**YOUR TASK**
Read the data and repeat all of it exactly.

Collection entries
↓

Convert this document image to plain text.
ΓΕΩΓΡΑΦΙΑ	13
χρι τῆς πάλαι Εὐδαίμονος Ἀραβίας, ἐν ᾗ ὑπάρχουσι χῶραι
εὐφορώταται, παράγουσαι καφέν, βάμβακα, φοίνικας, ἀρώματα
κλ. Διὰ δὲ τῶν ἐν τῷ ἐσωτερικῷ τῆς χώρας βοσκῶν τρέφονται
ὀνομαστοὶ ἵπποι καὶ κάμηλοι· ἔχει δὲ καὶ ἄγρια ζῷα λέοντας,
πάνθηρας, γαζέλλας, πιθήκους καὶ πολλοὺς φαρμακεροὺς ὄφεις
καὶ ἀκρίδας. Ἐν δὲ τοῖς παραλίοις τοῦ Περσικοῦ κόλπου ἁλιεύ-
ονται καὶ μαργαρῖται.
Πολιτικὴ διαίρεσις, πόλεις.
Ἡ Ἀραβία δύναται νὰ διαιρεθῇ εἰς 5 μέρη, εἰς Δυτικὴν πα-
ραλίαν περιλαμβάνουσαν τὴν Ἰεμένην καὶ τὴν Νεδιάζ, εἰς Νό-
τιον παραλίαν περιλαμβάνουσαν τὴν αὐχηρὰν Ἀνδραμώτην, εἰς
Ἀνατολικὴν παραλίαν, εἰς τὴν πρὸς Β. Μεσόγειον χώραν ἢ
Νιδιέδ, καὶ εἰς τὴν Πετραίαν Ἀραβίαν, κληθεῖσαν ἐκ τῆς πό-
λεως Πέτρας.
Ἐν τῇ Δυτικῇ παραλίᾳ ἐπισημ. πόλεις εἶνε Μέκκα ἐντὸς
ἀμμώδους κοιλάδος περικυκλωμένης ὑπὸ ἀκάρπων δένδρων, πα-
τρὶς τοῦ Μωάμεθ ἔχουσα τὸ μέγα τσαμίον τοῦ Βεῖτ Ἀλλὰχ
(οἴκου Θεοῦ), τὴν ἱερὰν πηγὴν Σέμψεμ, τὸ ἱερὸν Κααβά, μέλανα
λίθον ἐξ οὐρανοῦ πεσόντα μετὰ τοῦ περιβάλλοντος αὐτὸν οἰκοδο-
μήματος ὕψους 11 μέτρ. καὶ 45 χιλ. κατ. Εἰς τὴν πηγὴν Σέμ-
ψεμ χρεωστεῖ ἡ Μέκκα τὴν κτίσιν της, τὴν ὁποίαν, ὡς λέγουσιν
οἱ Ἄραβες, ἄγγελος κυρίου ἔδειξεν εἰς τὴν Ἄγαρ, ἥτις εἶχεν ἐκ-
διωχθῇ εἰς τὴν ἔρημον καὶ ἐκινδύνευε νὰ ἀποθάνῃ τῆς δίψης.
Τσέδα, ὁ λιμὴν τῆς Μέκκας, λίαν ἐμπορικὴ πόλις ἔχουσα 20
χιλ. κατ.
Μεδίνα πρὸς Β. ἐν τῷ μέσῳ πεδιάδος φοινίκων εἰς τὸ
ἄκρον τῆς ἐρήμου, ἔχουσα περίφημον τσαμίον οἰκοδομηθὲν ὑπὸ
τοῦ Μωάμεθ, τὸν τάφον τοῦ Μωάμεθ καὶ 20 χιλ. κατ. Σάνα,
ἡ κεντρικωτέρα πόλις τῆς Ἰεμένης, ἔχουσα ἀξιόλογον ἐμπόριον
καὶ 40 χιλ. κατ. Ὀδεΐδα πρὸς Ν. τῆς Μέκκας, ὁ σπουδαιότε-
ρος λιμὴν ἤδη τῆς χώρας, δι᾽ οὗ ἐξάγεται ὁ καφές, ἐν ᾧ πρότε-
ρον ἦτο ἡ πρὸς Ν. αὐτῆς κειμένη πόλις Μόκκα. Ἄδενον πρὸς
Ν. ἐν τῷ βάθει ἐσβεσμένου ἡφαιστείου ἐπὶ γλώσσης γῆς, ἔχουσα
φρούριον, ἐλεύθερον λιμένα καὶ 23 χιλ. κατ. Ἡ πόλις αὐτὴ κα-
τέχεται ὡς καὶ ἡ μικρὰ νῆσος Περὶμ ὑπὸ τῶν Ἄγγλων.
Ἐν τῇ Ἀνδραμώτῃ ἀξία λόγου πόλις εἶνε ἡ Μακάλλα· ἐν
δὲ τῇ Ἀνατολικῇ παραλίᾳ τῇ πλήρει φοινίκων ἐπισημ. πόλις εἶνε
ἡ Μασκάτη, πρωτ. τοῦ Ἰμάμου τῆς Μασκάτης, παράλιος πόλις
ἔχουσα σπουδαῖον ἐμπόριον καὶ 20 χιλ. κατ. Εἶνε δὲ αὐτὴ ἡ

↑

**WORKED ANSWER**
Convert this document image to plain text.
ΓΕΩΓΡΑΦΙΑ	13
χρι τῆς πάλαι Εὐδαίμονος Ἀραβίας, ἐν ᾗ ὑπάρχουσι χῶραι
εὐφορώταται, παράγουσαι καφέν, βάμβακα, φοίνικας, ἀρώματα
κλ. Διὰ δὲ τῶν ἐν τῷ ἐσωτερικῷ τῆς χώρας βοσκῶν τρέφονται
ὀνομαστοὶ ἵπποι καὶ κάμηλοι· ἔχει δὲ καὶ ἄγρια ζῷα λέοντας,
πάνθηρας, γαζέλλας, πιθήκους καὶ πολλοὺς φαρμακεροὺς ὄφεις
καὶ ἀκρίδας. Ἐν δὲ τοῖς παραλίοις τοῦ Περσικοῦ κόλπου ἁλιεύ-
ονται καὶ μαργαρῖται.
Πολιτικὴ διαίρεσις, πόλεις.
Ἡ Ἀραβία δύναται νὰ διαιρεθῇ εἰς 5 μέρη, εἰς Δυτικὴν πα-
ραλίαν περιλαμβάνουσαν τὴν Ἰεμένην καὶ τὴν Νεδιάζ, εἰς Νό-
τιον παραλίαν περιλαμβάνουσαν τὴν αὐχηρὰν Ἀνδραμώτην, εἰς
Ἀνατολικὴν παραλίαν, εἰς τὴν πρὸς Β. Μεσόγειον χώραν ἢ
Νιδιέδ, καὶ εἰς τὴν Πετραίαν Ἀραβίαν, κληθεῖσαν ἐκ τῆς πό-
λεως Πέτρας.
Ἐν τῇ Δυτικῇ παραλίᾳ ἐπισημ. πόλεις εἶνε Μέκκα ἐντὸς
ἀμμώδους κοιλάδος περικυκλωμένης ὑπὸ ἀκάρπων δένδρων, πα-
τρὶς τοῦ Μωάμεθ ἔχουσα τὸ μέγα τσαμίον τοῦ Βεῖτ Ἀλλὰχ
(οἴκου Θεοῦ), τὴν ἱερὰν πηγὴν Σέμψεμ, τὸ ἱερὸν Κααβά, μέλανα
λίθον ἐξ οὐρανοῦ πεσόντα μετὰ τοῦ περιβάλλοντος αὐτὸν οἰκοδο-
μήματος ὕψους 11 μέτρ. καὶ 45 χιλ. κατ. Εἰς τὴν πηγὴν Σέμ-
ψεμ χρεωστεῖ ἡ Μέκκα τὴν κτίσιν της, τὴν ὁποίαν, ὡς λέγουσιν
οἱ Ἄραβες, ἄγγελος κυρίου ἔδειξεν εἰς τὴν Ἄγαρ, ἥτις εἶχεν ἐκ-
διωχθῇ εἰς τὴν ἔρημον καὶ ἐκινδύνευε νὰ ἀποθάνῃ τῆς δίψης.
Τσέδα, ὁ λιμὴν τῆς Μέκκας, λίαν ἐμπορικὴ πόλις ἔχουσα 20
χιλ. κατ.
Μεδίνα πρὸς Β. ἐν τῷ μέσῳ πεδιάδος φοινίκων εἰς τὸ
ἄκρον τῆς ἐρήμου, ἔχουσα περίφημον τσαμίον οἰκοδομηθὲν ὑπὸ
τοῦ Μωάμεθ, τὸν τάφον τοῦ Μωάμεθ καὶ 20 χιλ. κατ. Σάνα,
ἡ κεντρικωτέρα πόλις τῆς Ἰεμένης, ἔχουσα ἀξιόλογον ἐμπόριον
καὶ 40 χιλ. κατ. Ὀδεΐδα πρὸς Ν. τῆς Μέκκας, ὁ σπουδαιότε-
ρος λιμὴν ἤδη τῆς χώρας, δι᾽ οὗ ἐξάγεται ὁ καφές, ἐν ᾧ πρότε-
ρον ἦτο ἡ πρὸς Ν. αὐτῆς κειμένη πόλις Μόκκα. Ἄδενον πρὸς
Ν. ἐν τῷ βάθει ἐσβεσμένου ἡφαιστείου ἐπὶ γλώσσης γῆς, ἔχουσα
φρούριον, ἐλεύθερον λιμένα καὶ 23 χιλ. κατ. Ἡ πόλις αὐτὴ κα-
τέχεται ὡς καὶ ἡ μικρὰ νῆσος Περὶμ ὑπὸ τῶν Ἄγγλων.
Ἐν τῇ Ἀνδραμώτῃ ἀξία λόγου πόλις εἶνε ἡ Μακάλλα· ἐν
δὲ τῇ Ἀνατολικῇ παραλίᾳ τῇ πλήρει φοινίκων ἐπισημ. πόλις εἶνε
ἡ Μασκάτη, πρωτ. τοῦ Ἰμάμου τῆς Μασκάτης, παράλιος πόλις
ἔχουσα σπουδαῖον ἐμπόριον καὶ 20 χιλ. κατ. Εἶνε δὲ αὐτὴ ἡ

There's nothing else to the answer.